======== Exercise materials ========
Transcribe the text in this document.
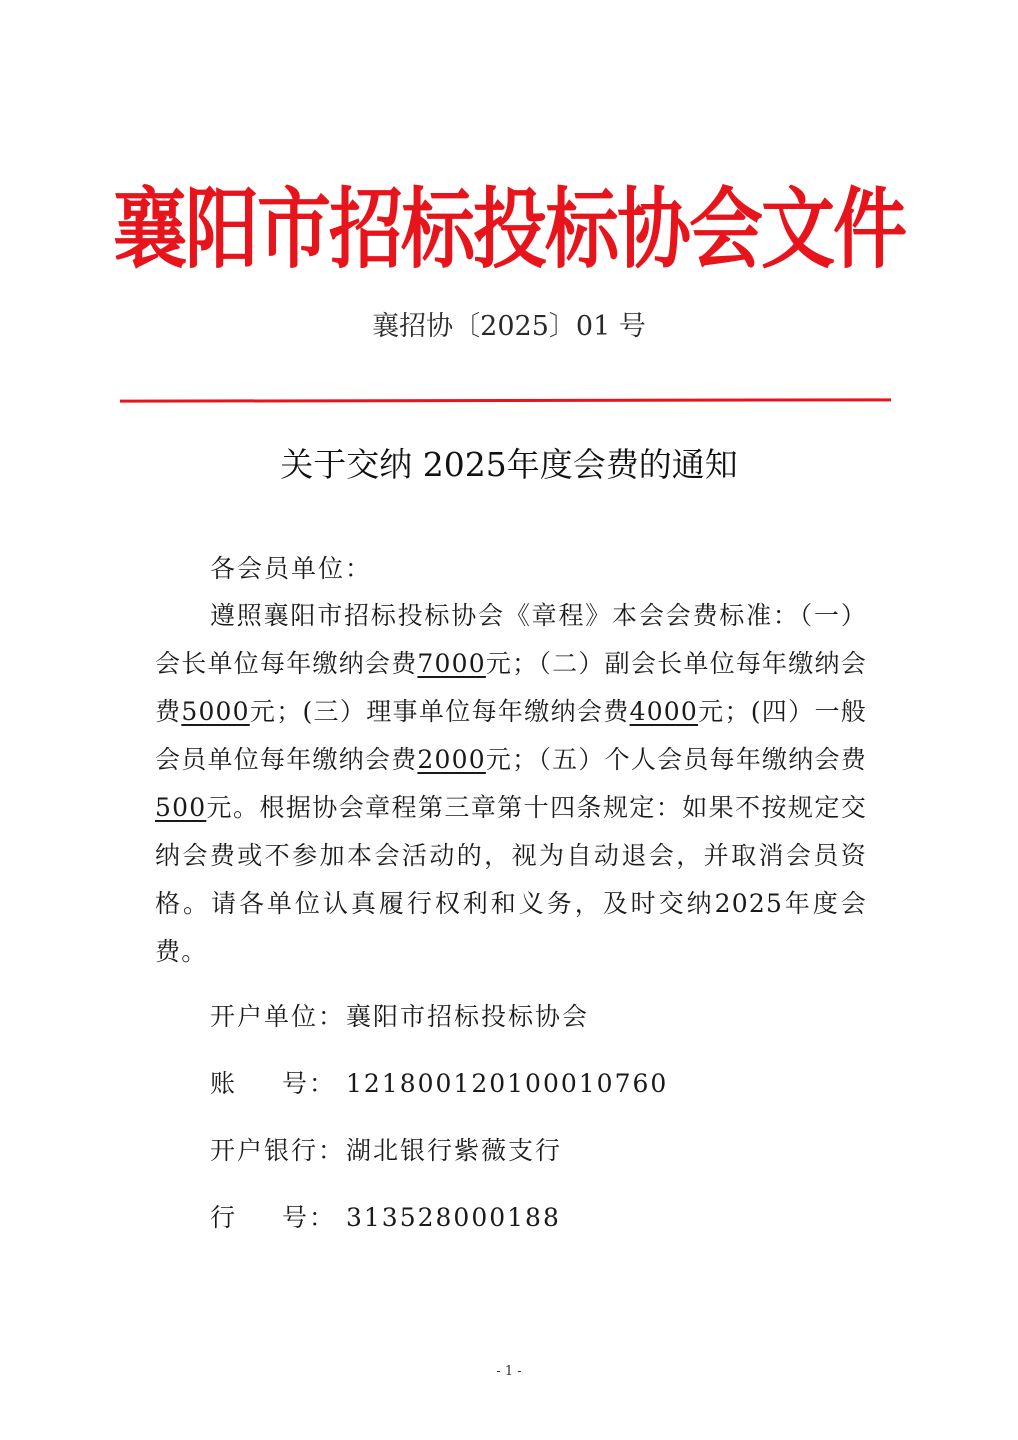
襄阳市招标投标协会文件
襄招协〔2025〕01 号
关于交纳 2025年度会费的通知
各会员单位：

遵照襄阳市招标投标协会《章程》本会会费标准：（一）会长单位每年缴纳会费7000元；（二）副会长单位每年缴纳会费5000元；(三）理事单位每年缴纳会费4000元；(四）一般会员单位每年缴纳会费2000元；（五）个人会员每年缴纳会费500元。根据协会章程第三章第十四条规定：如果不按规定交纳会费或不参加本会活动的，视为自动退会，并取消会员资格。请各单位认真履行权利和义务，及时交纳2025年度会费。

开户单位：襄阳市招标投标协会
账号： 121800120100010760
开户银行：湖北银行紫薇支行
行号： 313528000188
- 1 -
========
What you will do – Keep every word of the data as it is when you write it out, but drop the pictures.

The output –
Transcribe the text in this document.
襄阳市招标投标协会文件
襄招协〔2025〕01 号
关于交纳 2025年度会费的通知
各会员单位：

遵照襄阳市招标投标协会《章程》本会会费标准：（一）会长单位每年缴纳会费7000元；（二）副会长单位每年缴纳会费5000元；(三）理事单位每年缴纳会费4000元；(四）一般会员单位每年缴纳会费2000元；（五）个人会员每年缴纳会费500元。根据协会章程第三章第十四条规定：如果不按规定交纳会费或不参加本会活动的，视为自动退会，并取消会员资格。请各单位认真履行权利和义务，及时交纳2025年度会费。

开户单位：襄阳市招标投标协会
账号： 121800120100010760
开户银行：湖北银行紫薇支行
行号： 313528000188
- 1 -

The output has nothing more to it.